= TASK PROMPT =
Return each line of the material verbatim.

━━━ EXTRACTED RECORDS

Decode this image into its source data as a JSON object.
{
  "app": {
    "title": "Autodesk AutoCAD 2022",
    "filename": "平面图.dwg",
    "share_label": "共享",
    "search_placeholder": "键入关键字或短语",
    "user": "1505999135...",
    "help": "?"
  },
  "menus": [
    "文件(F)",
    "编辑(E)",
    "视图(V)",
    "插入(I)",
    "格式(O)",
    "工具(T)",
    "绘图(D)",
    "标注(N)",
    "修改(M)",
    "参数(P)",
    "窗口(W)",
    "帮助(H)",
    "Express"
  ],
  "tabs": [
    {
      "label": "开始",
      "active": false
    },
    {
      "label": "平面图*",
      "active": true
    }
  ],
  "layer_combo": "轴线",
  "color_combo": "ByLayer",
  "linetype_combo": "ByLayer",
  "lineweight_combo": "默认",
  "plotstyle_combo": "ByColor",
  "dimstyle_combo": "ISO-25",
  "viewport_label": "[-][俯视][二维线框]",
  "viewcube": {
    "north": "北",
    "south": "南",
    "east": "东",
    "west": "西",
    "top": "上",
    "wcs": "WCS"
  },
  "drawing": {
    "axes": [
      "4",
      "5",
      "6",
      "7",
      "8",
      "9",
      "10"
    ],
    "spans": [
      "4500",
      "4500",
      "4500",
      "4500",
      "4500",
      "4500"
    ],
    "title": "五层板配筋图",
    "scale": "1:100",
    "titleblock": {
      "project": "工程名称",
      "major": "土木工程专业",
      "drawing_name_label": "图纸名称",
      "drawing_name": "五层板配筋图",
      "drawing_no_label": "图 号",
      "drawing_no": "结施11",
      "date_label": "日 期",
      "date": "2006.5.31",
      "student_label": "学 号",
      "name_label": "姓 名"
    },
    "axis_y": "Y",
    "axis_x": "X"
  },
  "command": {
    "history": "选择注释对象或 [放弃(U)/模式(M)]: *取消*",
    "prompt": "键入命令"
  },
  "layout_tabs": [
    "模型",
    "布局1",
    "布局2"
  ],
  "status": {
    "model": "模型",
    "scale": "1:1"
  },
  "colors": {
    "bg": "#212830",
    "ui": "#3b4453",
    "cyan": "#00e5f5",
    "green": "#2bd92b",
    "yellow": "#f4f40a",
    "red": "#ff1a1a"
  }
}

━━━━━━

= OUTPUT FOR THIS TASK =
Decode this image into its source data as a JSON object.
{
  "app": {
    "title": "Autodesk AutoCAD 2022",
    "filename": "平面图.dwg",
    "share_label": "共享",
    "search_placeholder": "键入关键字或短语",
    "user": "1505999135...",
    "help": "?"
  },
  "menus": [
    "文件(F)",
    "编辑(E)",
    "视图(V)",
    "插入(I)",
    "格式(O)",
    "工具(T)",
    "绘图(D)",
    "标注(N)",
    "修改(M)",
    "参数(P)",
    "窗口(W)",
    "帮助(H)",
    "Express"
  ],
  "tabs": [
    {
      "label": "开始",
      "active": false
    },
    {
      "label": "平面图*",
      "active": true
    }
  ],
  "layer_combo": "轴线",
  "color_combo": "ByLayer",
  "linetype_combo": "ByLayer",
  "lineweight_combo": "默认",
  "plotstyle_combo": "ByColor",
  "dimstyle_combo": "ISO-25",
  "viewport_label": "[-][俯视][二维线框]",
  "viewcube": {
    "north": "北",
    "south": "南",
    "east": "东",
    "west": "西",
    "top": "上",
    "wcs": "WCS"
  },
  "drawing": {
    "axes": [
      "4",
      "5",
      "6",
      "7",
      "8",
      "9",
      "10"
    ],
    "spans": [
      "4500",
      "4500",
      "4500",
      "4500",
      "4500",
      "4500"
    ],
    "title": "五层板配筋图",
    "scale": "1:100",
    "titleblock": {
      "project": "工程名称",
      "major": "土木工程专业",
      "drawing_name_label": "图纸名称",
      "drawing_name": "五层板配筋图",
      "drawing_no_label": "图 号",
      "drawing_no": "结施11",
      "date_label": "日 期",
      "date": "2006.5.31",
      "student_label": "学 号",
      "name_label": "姓 名"
    },
    "axis_y": "Y",
    "axis_x": "X"
  },
  "command": {
    "history": "选择注释对象或 [放弃(U)/模式(M)]: *取消*",
    "prompt": "键入命令"
  },
  "layout_tabs": [
    "模型",
    "布局1",
    "布局2"
  ],
  "status": {
    "model": "模型",
    "scale": "1:1"
  },
  "colors": {
    "bg": "#212830",
    "ui": "#3b4453",
    "cyan": "#00e5f5",
    "green": "#2bd92b",
    "yellow": "#f4f40a",
    "red": "#ff1a1a"
  }
}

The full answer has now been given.